[Records excerpted from a collection]
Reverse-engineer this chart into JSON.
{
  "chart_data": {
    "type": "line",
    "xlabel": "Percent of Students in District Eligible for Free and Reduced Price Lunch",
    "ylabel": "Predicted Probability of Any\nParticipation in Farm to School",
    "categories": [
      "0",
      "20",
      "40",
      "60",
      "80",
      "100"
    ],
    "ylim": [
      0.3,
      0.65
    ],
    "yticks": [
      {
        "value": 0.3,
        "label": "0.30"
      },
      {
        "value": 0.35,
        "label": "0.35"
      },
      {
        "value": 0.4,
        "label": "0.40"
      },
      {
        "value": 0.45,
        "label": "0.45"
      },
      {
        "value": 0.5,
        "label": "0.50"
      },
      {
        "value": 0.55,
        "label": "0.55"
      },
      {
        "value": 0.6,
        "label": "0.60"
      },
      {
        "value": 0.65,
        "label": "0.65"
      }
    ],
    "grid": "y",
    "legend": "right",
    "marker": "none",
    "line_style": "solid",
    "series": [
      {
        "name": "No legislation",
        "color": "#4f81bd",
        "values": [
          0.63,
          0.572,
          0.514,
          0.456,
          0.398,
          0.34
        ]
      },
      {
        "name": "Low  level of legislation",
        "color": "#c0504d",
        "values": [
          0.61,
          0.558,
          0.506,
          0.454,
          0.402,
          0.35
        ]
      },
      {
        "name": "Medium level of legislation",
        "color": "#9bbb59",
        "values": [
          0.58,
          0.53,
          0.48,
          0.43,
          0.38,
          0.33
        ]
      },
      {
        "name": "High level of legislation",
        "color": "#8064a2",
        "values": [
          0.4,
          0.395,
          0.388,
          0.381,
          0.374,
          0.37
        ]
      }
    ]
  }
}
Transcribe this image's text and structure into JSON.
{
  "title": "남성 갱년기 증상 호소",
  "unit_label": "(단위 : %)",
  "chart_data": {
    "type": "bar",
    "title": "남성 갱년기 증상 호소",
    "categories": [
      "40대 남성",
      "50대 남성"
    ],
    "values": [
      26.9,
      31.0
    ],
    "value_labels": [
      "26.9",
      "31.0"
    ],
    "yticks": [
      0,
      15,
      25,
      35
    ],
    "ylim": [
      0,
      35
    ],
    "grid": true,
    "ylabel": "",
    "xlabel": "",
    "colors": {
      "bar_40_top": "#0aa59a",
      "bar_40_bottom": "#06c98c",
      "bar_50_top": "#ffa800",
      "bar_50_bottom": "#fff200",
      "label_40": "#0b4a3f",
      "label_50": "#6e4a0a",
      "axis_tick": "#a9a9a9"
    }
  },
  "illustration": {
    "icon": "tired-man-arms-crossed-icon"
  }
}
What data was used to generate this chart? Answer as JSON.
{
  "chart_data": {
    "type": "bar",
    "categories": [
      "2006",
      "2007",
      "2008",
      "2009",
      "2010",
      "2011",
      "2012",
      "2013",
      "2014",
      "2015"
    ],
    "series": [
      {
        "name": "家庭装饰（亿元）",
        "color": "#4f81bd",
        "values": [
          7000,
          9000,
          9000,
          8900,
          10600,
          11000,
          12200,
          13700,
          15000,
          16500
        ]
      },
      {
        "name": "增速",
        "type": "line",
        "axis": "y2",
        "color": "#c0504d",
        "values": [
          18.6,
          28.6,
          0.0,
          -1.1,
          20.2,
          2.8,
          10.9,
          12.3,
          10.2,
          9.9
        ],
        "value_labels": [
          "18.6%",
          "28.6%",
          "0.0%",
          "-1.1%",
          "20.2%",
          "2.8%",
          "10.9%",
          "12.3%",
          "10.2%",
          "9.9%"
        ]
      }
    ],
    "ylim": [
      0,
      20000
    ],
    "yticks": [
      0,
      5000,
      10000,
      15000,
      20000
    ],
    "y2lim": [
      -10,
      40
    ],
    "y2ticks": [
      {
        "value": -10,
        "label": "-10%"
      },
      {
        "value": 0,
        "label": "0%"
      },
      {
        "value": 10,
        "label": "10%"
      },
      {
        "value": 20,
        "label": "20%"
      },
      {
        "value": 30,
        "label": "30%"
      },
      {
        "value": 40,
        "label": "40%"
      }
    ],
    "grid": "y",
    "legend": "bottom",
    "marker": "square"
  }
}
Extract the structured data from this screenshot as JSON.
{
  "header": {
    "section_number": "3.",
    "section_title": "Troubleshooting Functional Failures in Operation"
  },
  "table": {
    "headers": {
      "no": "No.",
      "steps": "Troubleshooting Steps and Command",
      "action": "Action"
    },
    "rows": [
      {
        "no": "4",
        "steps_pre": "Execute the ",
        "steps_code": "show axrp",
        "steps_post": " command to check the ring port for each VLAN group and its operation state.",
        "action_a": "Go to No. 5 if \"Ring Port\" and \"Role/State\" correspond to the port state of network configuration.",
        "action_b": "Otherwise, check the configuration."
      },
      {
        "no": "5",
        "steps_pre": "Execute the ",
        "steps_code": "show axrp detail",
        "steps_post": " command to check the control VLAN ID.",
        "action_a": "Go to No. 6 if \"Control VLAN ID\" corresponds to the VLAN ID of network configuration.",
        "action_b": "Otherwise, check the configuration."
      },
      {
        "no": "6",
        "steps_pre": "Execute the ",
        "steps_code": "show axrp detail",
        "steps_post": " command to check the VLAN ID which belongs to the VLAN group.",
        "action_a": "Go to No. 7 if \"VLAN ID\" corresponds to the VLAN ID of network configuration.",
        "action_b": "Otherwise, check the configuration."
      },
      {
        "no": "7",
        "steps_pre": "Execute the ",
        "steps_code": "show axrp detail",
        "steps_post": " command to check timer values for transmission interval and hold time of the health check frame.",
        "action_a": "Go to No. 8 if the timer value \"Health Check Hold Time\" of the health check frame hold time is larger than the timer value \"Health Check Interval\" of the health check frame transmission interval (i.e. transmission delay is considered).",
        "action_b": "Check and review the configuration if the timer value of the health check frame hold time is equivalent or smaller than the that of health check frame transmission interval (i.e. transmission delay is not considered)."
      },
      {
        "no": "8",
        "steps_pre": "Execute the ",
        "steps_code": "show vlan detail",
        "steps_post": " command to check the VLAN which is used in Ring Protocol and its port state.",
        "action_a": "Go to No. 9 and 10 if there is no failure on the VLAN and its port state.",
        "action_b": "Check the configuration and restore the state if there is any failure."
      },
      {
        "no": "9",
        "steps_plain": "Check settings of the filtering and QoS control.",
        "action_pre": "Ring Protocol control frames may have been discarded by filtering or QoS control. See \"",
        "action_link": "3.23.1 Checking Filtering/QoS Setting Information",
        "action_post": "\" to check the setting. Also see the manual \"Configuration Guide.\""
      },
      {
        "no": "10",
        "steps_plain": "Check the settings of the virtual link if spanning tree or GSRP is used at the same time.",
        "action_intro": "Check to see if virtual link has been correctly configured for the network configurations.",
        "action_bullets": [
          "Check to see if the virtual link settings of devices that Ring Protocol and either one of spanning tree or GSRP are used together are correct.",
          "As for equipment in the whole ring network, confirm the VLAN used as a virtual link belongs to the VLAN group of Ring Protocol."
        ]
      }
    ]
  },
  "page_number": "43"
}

GIVEN PROBLEM »
Transcribe all lines as written.

RESULT OF THIS EXERCISE »
Reverse-engineer this chart into JSON.
{
  "chart_data": {
    "type": "line",
    "xlabel": "Percent of Students in District Eligible for Free and Reduced Price Lunch",
    "ylabel": "Predicted Probability of Any\nParticipation in Farm to School",
    "categories": [
      "0",
      "20",
      "40",
      "60",
      "80",
      "100"
    ],
    "ylim": [
      0.3,
      0.65
    ],
    "yticks": [
      {
        "value": 0.3,
        "label": "0.30"
      },
      {
        "value": 0.35,
        "label": "0.35"
      },
      {
        "value": 0.4,
        "label": "0.40"
      },
      {
        "value": 0.45,
        "label": "0.45"
      },
      {
        "value": 0.5,
        "label": "0.50"
      },
      {
        "value": 0.55,
        "label": "0.55"
      },
      {
        "value": 0.6,
        "label": "0.60"
      },
      {
        "value": 0.65,
        "label": "0.65"
      }
    ],
    "grid": "y",
    "legend": "right",
    "marker": "none",
    "line_style": "solid",
    "series": [
      {
        "name": "No legislation",
        "color": "#4f81bd",
        "values": [
          0.63,
          0.572,
          0.514,
          0.456,
          0.398,
          0.34
        ]
      },
      {
        "name": "Low  level of legislation",
        "color": "#c0504d",
        "values": [
          0.61,
          0.558,
          0.506,
          0.454,
          0.402,
          0.35
        ]
      },
      {
        "name": "Medium level of legislation",
        "color": "#9bbb59",
        "values": [
          0.58,
          0.53,
          0.48,
          0.43,
          0.38,
          0.33
        ]
      },
      {
        "name": "High level of legislation",
        "color": "#8064a2",
        "values": [
          0.4,
          0.395,
          0.388,
          0.381,
          0.374,
          0.37
        ]
      }
    ]
  }
}
Transcribe this image's text and structure into JSON.
{
  "title": "남성 갱년기 증상 호소",
  "unit_label": "(단위 : %)",
  "chart_data": {
    "type": "bar",
    "title": "남성 갱년기 증상 호소",
    "categories": [
      "40대 남성",
      "50대 남성"
    ],
    "values": [
      26.9,
      31.0
    ],
    "value_labels": [
      "26.9",
      "31.0"
    ],
    "yticks": [
      0,
      15,
      25,
      35
    ],
    "ylim": [
      0,
      35
    ],
    "grid": true,
    "ylabel": "",
    "xlabel": "",
    "colors": {
      "bar_40_top": "#0aa59a",
      "bar_40_bottom": "#06c98c",
      "bar_50_top": "#ffa800",
      "bar_50_bottom": "#fff200",
      "label_40": "#0b4a3f",
      "label_50": "#6e4a0a",
      "axis_tick": "#a9a9a9"
    }
  },
  "illustration": {
    "icon": "tired-man-arms-crossed-icon"
  }
}
What data was used to generate this chart? Answer as JSON.
{
  "chart_data": {
    "type": "bar",
    "categories": [
      "2006",
      "2007",
      "2008",
      "2009",
      "2010",
      "2011",
      "2012",
      "2013",
      "2014",
      "2015"
    ],
    "series": [
      {
        "name": "家庭装饰（亿元）",
        "color": "#4f81bd",
        "values": [
          7000,
          9000,
          9000,
          8900,
          10600,
          11000,
          12200,
          13700,
          15000,
          16500
        ]
      },
      {
        "name": "增速",
        "type": "line",
        "axis": "y2",
        "color": "#c0504d",
        "values": [
          18.6,
          28.6,
          0.0,
          -1.1,
          20.2,
          2.8,
          10.9,
          12.3,
          10.2,
          9.9
        ],
        "value_labels": [
          "18.6%",
          "28.6%",
          "0.0%",
          "-1.1%",
          "20.2%",
          "2.8%",
          "10.9%",
          "12.3%",
          "10.2%",
          "9.9%"
        ]
      }
    ],
    "ylim": [
      0,
      20000
    ],
    "yticks": [
      0,
      5000,
      10000,
      15000,
      20000
    ],
    "y2lim": [
      -10,
      40
    ],
    "y2ticks": [
      {
        "value": -10,
        "label": "-10%"
      },
      {
        "value": 0,
        "label": "0%"
      },
      {
        "value": 10,
        "label": "10%"
      },
      {
        "value": 20,
        "label": "20%"
      },
      {
        "value": 30,
        "label": "30%"
      },
      {
        "value": 40,
        "label": "40%"
      }
    ],
    "grid": "y",
    "legend": "bottom",
    "marker": "square"
  }
}
Extract the structured data from this screenshot as JSON.
{
  "header": {
    "section_number": "3.",
    "section_title": "Troubleshooting Functional Failures in Operation"
  },
  "table": {
    "headers": {
      "no": "No.",
      "steps": "Troubleshooting Steps and Command",
      "action": "Action"
    },
    "rows": [
      {
        "no": "4",
        "steps_pre": "Execute the ",
        "steps_code": "show axrp",
        "steps_post": " command to check the ring port for each VLAN group and its operation state.",
        "action_a": "Go to No. 5 if \"Ring Port\" and \"Role/State\" correspond to the port state of network configuration.",
        "action_b": "Otherwise, check the configuration."
      },
      {
        "no": "5",
        "steps_pre": "Execute the ",
        "steps_code": "show axrp detail",
        "steps_post": " command to check the control VLAN ID.",
        "action_a": "Go to No. 6 if \"Control VLAN ID\" corresponds to the VLAN ID of network configuration.",
        "action_b": "Otherwise, check the configuration."
      },
      {
        "no": "6",
        "steps_pre": "Execute the ",
        "steps_code": "show axrp detail",
        "steps_post": " command to check the VLAN ID which belongs to the VLAN group.",
        "action_a": "Go to No. 7 if \"VLAN ID\" corresponds to the VLAN ID of network configuration.",
        "action_b": "Otherwise, check the configuration."
      },
      {
        "no": "7",
        "steps_pre": "Execute the ",
        "steps_code": "show axrp detail",
        "steps_post": " command to check timer values for transmission interval and hold time of the health check frame.",
        "action_a": "Go to No. 8 if the timer value \"Health Check Hold Time\" of the health check frame hold time is larger than the timer value \"Health Check Interval\" of the health check frame transmission interval (i.e. transmission delay is considered).",
        "action_b": "Check and review the configuration if the timer value of the health check frame hold time is equivalent or smaller than the that of health check frame transmission interval (i.e. transmission delay is not considered)."
      },
      {
        "no": "8",
        "steps_pre": "Execute the ",
        "steps_code": "show vlan detail",
        "steps_post": " command to check the VLAN which is used in Ring Protocol and its port state.",
        "action_a": "Go to No. 9 and 10 if there is no failure on the VLAN and its port state.",
        "action_b": "Check the configuration and restore the state if there is any failure."
      },
      {
        "no": "9",
        "steps_plain": "Check settings of the filtering and QoS control.",
        "action_pre": "Ring Protocol control frames may have been discarded by filtering or QoS control. See \"",
        "action_link": "3.23.1 Checking Filtering/QoS Setting Information",
        "action_post": "\" to check the setting. Also see the manual \"Configuration Guide.\""
      },
      {
        "no": "10",
        "steps_plain": "Check the settings of the virtual link if spanning tree or GSRP is used at the same time.",
        "action_intro": "Check to see if virtual link has been correctly configured for the network configurations.",
        "action_bullets": [
          "Check to see if the virtual link settings of devices that Ring Protocol and either one of spanning tree or GSRP are used together are correct.",
          "As for equipment in the whole ring network, confirm the VLAN used as a virtual link belongs to the VLAN group of Ring Protocol."
        ]
      }
    ]
  },
  "page_number": "43"
}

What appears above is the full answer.